── Extrahierter Text

Genau das ist der springende Punkt: Wir haben super Kontakte und veröffentlichen auf wirklich tollen Labels. Aber auf Complexed entscheide letztendlich ich über das Wann, Was und Wo. Das gibt einem schon eine gewisse Freiheit, die man auf anderen Labels nur eingeschränkt genießen kann. Dort gilt es, sich dem Stil und der Label-Philosophie anzupassen.

Euer Projekt Drumcomplex betreibt ihr als Duo. So auch das Label?


Wir sind zusammen gestartet, Daniel und ich. Mein Bruder ist ein begnadeter Musiker und Tontechniker und ich habe viel von ihm gelernt über die Jahre. Nach unserem ersten Solo-Album „Perfection Is In Imperfection“ im Jahr 2016 hat er sich immer mehr aus dem Produktionsprozess zurückgezogen. Er war nie derjenige, der auf die Bühne wollte, und geht gerade einen anderen Weg. Wir verstehen uns jedoch nach wie vor blendend und er verfolgt das ganze Projekt mit großer Spannung. Das Label, das ich 2012 gegründet habe, war hingegen schon immer mein alleiniges Baby.

Wofür steht Complexed heute?
Hat sich an der Vision in der Zwischenzeit etwas geändert, weil du mittlerweile vielleicht noch mehr Erfahrung hast als noch vor vier Jahren?


Im Grunde veröffentliche ich immer noch Musik, die mir gefällt, und biete Freunden, aber auch anderen Acts die Möglichkeit, auf Complexed zu releasen. Natürlich habe ich viel gelernt während der letzten 50 Veröffentlichungen; Promotion ist zum Beispiel ein ewiges Thema, an dem man kontinuierlich wachsen kann. Ich arbeite hier seit ein paar Jahren mit Pull Proxy zusammen, die einen super Job machen.

Welchen Einfluss hat das aktuelle Zeitgeschehen auf die Musik von Complexed?


Trends kommen und Trends gehen – ich denke, das ist bei uns nicht anders.

Als Betreiber kannst du natürlich alle Releases empfehlen, doch bei 50 Nummern gibt es mit Sicherheit ein paar „Secret Weapons“ im Complexed-Katalog. Welche kannst du unseren Lesern besonders ans Herz legen?

────
── Erfasste Daten

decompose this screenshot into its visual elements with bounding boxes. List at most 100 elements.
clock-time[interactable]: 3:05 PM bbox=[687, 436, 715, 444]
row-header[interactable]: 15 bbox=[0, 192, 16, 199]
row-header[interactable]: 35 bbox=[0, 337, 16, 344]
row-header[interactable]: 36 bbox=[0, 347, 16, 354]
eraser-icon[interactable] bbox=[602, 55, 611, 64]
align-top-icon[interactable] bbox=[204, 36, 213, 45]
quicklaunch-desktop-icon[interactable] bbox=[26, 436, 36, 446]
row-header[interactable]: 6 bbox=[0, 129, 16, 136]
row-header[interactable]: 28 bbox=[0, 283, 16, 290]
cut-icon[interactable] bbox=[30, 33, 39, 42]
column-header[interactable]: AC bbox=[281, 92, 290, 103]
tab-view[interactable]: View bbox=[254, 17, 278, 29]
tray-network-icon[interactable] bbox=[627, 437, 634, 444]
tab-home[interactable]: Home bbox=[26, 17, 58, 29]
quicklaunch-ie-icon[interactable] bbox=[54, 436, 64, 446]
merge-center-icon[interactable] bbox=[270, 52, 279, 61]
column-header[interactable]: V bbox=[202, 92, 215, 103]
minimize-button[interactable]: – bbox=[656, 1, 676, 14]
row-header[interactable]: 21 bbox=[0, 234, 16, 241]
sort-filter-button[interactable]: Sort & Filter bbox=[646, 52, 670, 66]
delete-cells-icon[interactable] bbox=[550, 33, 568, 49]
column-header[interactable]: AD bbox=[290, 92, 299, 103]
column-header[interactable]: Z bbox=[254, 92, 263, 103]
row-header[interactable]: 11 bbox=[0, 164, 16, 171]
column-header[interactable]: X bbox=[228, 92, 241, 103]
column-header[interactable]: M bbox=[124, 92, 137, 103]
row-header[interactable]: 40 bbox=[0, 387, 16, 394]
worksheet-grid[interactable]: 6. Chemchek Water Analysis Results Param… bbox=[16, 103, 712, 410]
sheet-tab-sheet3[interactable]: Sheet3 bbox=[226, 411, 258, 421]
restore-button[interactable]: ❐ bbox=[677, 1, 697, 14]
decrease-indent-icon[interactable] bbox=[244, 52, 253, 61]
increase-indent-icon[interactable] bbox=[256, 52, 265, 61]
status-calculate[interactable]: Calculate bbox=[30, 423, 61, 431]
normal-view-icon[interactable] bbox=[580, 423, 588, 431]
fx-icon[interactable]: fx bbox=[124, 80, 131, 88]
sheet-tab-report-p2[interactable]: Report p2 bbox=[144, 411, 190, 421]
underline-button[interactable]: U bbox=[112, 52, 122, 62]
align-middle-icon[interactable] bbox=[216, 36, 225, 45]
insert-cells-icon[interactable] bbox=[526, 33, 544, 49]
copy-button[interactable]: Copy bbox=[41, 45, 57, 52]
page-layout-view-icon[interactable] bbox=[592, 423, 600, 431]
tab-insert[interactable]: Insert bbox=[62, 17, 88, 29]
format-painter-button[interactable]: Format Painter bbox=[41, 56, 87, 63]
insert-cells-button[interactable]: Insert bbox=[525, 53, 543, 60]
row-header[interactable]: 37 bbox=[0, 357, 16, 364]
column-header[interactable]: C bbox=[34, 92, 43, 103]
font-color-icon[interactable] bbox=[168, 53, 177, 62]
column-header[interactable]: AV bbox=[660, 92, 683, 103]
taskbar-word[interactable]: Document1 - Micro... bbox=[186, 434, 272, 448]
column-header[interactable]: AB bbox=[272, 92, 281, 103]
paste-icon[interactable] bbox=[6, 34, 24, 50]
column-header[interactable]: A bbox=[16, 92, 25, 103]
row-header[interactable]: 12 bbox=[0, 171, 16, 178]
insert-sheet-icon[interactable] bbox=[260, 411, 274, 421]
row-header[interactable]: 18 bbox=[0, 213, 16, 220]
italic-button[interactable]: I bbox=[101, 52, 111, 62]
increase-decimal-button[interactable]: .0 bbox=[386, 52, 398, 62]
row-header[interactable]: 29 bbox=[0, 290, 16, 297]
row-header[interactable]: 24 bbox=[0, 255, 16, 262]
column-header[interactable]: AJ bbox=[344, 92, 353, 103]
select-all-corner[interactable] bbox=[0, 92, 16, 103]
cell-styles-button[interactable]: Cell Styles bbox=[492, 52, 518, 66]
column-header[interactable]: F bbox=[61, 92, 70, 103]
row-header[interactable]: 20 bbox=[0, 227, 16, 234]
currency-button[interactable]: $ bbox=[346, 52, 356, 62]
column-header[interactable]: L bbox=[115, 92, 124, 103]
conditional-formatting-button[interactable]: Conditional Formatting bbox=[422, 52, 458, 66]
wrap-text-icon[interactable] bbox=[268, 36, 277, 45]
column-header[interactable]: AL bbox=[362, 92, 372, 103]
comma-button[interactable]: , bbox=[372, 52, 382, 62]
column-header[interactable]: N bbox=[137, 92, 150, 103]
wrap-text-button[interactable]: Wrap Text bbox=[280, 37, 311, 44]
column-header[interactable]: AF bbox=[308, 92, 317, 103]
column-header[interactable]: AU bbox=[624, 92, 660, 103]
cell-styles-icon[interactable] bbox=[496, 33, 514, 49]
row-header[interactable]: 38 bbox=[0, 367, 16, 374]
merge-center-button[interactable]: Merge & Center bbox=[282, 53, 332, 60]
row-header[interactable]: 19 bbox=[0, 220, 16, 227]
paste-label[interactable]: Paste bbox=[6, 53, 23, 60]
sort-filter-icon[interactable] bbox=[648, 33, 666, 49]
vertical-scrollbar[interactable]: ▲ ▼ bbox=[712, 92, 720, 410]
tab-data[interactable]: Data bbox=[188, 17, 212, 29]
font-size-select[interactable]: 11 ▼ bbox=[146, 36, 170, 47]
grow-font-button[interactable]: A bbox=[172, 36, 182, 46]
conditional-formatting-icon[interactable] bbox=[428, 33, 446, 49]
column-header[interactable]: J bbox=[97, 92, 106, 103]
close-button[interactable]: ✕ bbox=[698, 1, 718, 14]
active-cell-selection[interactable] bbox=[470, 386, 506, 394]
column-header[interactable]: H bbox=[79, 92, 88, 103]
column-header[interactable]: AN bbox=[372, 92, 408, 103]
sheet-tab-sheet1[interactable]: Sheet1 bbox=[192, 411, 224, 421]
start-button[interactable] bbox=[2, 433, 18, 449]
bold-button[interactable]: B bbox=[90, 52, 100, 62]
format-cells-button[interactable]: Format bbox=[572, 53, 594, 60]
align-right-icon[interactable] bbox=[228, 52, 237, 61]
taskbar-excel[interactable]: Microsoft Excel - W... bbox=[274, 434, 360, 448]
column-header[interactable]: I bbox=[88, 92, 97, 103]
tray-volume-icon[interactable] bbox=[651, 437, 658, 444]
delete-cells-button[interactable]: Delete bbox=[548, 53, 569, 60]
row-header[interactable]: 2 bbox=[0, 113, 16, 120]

────

# Aufgaben
(A) Fasse den Absatz des Interviewtexts, der mit „Wir sind zusammen gestartet“ beginnt, als knappe Stichpunktliste zusammen und behalte dabei die wesentlichen Fakten bei.
(B) Gib die Zeilen der erfassten Daten vom Anfang bis einschließlich der Zeile mit „row-header[interactable]: 40 bbox=[0, 387, 16, 394]“ unverändert wieder.
Die Zeilen haben mit dem Interviewtext nichts zu tun.

# Lösungen
(A)
- Gemeinsamer Start mit Daniel
- Der Bruder ist ein begnadeter Musiker und Tontechniker; von ihm wurde über die Jahre viel gelernt.
- Nach dem ersten Solo-Album „Perfection Is In Imperfection“ (2016) hat er sich zunehmend aus der Produktion zurückgezogen.
- Er wollte nie auf die Bühne und geht derzeit einen anderen Weg.
- Das Verhältnis ist weiterhin bestens; er verfolgt das Projekt mit großer Spannung.
- Das 2012 gegründete Label war von Anfang an ein Alleinprojekt.

(B)
decompose this screenshot into its visual elements with bounding boxes. List at most 100 elements.
clock-time[interactable]: 3:05 PM bbox=[687, 436, 715, 444]
row-header[interactable]: 15 bbox=[0, 192, 16, 199]
row-header[interactable]: 35 bbox=[0, 337, 16, 344]
row-header[interactable]: 36 bbox=[0, 347, 16, 354]
eraser-icon[interactable] bbox=[602, 55, 611, 64]
align-top-icon[interactable] bbox=[204, 36, 213, 45]
quicklaunch-desktop-icon[interactable] bbox=[26, 436, 36, 446]
row-header[interactable]: 6 bbox=[0, 129, 16, 136]
row-header[interactable]: 28 bbox=[0, 283, 16, 290]
cut-icon[interactable] bbox=[30, 33, 39, 42]
column-header[interactable]: AC bbox=[281, 92, 290, 103]
tab-view[interactable]: View bbox=[254, 17, 278, 29]
tray-network-icon[interactable] bbox=[627, 437, 634, 444]
tab-home[interactable]: Home bbox=[26, 17, 58, 29]
quicklaunch-ie-icon[interactable] bbox=[54, 436, 64, 446]
merge-center-icon[interactable] bbox=[270, 52, 279, 61]
column-header[interactable]: V bbox=[202, 92, 215, 103]
minimize-button[interactable]: – bbox=[656, 1, 676, 14]
row-header[interactable]: 21 bbox=[0, 234, 16, 241]
sort-filter-button[interactable]: Sort & Filter bbox=[646, 52, 670, 66]
delete-cells-icon[interactable] bbox=[550, 33, 568, 49]
column-header[interactable]: AD bbox=[290, 92, 299, 103]
column-header[interactable]: Z bbox=[254, 92, 263, 103]
row-header[interactable]: 11 bbox=[0, 164, 16, 171]
column-header[interactable]: X bbox=[228, 92, 241, 103]
column-header[interactable]: M bbox=[124, 92, 137, 103]
row-header[interactable]: 40 bbox=[0, 387, 16, 394]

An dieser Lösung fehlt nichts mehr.